▽

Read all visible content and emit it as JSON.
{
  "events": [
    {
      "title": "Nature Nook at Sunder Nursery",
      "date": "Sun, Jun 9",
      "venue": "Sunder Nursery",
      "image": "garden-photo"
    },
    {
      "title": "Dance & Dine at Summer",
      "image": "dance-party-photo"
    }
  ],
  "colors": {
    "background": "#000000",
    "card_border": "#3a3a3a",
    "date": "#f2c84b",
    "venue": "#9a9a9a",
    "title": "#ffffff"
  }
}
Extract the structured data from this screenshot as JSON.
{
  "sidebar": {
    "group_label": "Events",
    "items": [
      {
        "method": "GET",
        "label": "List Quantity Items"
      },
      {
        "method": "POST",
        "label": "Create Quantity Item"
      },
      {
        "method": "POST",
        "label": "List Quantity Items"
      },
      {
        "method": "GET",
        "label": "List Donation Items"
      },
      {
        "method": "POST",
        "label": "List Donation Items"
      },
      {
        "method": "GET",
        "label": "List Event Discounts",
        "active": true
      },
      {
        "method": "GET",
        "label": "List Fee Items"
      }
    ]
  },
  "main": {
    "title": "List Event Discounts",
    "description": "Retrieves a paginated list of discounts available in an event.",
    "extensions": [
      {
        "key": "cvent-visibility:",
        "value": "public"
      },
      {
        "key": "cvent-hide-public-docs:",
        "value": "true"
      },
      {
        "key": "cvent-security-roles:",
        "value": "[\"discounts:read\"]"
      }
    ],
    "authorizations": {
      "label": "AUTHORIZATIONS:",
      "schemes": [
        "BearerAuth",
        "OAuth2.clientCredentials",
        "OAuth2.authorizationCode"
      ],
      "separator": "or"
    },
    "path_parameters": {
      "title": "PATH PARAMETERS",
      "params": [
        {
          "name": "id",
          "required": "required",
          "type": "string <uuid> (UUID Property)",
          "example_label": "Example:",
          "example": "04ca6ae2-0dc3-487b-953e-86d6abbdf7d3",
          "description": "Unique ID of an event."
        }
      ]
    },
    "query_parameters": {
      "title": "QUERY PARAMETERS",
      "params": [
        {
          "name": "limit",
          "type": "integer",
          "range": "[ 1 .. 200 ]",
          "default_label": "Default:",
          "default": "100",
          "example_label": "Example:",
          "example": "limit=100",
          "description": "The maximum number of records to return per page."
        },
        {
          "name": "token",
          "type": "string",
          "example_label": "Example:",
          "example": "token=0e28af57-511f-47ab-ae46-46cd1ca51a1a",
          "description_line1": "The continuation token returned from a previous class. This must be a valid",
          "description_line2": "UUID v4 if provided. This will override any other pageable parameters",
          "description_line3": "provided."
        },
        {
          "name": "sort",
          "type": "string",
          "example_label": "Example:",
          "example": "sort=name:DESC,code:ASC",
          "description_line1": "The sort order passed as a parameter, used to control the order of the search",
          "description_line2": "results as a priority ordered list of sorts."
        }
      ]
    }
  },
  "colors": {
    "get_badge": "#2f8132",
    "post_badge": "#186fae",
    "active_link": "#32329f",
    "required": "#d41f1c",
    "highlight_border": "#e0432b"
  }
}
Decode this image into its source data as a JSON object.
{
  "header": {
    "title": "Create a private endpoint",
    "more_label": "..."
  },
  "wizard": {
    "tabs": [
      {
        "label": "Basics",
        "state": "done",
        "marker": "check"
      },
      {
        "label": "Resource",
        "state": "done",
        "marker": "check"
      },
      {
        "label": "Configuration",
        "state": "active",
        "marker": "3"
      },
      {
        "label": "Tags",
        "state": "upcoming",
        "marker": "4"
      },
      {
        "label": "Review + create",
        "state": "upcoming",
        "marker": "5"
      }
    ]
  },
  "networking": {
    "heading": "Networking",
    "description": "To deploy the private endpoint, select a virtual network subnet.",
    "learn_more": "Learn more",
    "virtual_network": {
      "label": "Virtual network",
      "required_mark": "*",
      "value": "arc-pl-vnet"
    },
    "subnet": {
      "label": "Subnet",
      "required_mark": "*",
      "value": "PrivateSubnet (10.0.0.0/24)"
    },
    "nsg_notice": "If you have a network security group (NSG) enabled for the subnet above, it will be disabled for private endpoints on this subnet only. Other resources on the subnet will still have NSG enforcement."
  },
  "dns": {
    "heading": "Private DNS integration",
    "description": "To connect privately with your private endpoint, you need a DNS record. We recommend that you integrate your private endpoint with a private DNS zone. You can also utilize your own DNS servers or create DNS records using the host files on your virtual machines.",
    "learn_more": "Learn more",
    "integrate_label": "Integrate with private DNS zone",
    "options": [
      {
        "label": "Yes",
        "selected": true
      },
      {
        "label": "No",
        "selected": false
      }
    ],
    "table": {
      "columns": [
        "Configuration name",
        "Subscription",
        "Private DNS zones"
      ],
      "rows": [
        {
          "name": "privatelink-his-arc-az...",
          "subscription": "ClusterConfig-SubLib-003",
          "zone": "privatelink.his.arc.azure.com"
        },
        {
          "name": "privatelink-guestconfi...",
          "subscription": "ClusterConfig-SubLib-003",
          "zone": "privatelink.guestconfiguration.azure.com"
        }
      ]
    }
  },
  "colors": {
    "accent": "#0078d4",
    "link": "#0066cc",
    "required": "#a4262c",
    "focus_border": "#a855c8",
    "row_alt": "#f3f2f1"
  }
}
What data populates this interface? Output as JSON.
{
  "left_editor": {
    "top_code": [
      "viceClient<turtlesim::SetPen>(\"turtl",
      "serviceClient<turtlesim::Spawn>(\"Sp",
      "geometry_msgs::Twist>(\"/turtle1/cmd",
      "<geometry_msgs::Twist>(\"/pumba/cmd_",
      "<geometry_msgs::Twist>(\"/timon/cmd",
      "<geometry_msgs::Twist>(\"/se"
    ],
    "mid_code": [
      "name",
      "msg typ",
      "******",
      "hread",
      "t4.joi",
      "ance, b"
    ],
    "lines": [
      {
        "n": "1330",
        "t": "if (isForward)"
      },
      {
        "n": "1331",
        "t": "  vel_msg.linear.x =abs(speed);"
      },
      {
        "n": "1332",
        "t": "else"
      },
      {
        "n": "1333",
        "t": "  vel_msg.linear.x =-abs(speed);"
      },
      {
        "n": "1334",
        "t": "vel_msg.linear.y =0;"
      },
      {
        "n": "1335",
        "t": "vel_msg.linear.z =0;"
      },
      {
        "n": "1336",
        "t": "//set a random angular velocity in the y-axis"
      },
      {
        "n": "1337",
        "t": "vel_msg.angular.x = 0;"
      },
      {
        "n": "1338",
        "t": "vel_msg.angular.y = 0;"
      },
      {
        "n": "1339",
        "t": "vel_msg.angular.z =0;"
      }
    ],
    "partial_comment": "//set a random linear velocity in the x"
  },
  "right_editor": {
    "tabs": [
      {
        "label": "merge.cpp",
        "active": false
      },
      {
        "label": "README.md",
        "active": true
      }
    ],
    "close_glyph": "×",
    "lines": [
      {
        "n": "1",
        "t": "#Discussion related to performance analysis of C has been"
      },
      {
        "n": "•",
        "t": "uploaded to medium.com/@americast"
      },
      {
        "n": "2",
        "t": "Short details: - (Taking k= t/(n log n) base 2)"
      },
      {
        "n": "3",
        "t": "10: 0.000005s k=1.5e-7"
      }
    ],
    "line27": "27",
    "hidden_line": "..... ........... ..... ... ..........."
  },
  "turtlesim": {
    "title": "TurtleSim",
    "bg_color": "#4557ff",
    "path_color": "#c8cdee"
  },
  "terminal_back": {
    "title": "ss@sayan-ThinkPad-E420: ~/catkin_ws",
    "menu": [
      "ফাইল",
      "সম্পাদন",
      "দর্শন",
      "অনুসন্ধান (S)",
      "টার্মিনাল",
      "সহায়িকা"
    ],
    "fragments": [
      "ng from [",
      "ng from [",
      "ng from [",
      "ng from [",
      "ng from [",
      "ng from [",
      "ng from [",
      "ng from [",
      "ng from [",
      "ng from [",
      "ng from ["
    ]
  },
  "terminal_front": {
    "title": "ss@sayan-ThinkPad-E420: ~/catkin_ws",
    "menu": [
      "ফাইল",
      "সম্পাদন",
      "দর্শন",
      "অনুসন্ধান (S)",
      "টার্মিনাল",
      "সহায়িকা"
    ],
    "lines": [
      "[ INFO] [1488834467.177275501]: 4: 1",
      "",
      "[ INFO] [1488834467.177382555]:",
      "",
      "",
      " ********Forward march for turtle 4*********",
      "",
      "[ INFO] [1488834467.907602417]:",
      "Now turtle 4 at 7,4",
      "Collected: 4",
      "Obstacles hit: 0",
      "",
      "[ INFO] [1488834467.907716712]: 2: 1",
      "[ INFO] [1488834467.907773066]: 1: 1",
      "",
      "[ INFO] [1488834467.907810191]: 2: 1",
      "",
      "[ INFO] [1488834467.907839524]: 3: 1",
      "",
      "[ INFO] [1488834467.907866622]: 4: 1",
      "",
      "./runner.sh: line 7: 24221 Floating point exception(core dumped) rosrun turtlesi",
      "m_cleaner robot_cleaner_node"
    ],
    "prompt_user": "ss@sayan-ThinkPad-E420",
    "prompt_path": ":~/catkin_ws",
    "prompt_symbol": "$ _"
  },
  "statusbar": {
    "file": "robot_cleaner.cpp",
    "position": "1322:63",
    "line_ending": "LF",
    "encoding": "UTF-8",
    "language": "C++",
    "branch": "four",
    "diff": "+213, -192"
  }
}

△

Copy each line above containing the string "value".

        "value": "public"
        "value": "true"
        "value": "[\"discounts:read\"]"
      "value": "arc-pl-vnet"
      "value": "PrivateSubnet (10.0.0.0/24)"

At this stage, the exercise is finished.